TASK DESCRIPTION
Return the number of lines holding "工程造价咨询企业管理办法", with nothing added.

EXTRACTED INFORMATION
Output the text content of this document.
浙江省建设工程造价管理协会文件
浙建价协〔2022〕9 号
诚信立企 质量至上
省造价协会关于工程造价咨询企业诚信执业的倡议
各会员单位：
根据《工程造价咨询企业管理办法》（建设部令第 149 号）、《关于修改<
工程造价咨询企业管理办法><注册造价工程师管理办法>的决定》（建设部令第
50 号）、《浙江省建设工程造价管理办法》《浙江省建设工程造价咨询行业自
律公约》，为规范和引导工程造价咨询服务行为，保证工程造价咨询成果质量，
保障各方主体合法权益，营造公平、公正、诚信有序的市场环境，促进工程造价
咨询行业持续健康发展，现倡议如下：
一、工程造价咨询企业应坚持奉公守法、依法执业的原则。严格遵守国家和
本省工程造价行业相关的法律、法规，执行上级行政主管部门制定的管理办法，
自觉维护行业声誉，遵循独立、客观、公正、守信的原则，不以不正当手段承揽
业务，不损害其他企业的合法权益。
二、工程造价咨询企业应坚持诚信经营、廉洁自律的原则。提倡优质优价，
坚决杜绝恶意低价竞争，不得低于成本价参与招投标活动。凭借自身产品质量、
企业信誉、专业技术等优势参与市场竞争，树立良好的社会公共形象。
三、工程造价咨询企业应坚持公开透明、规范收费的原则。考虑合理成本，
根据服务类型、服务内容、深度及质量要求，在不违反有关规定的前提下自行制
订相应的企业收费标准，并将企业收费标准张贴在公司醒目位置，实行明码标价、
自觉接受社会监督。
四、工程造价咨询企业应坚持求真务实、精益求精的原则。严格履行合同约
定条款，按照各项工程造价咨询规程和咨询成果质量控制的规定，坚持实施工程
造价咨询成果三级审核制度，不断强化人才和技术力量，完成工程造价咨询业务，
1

ANSWER TO THE EXERCISE
2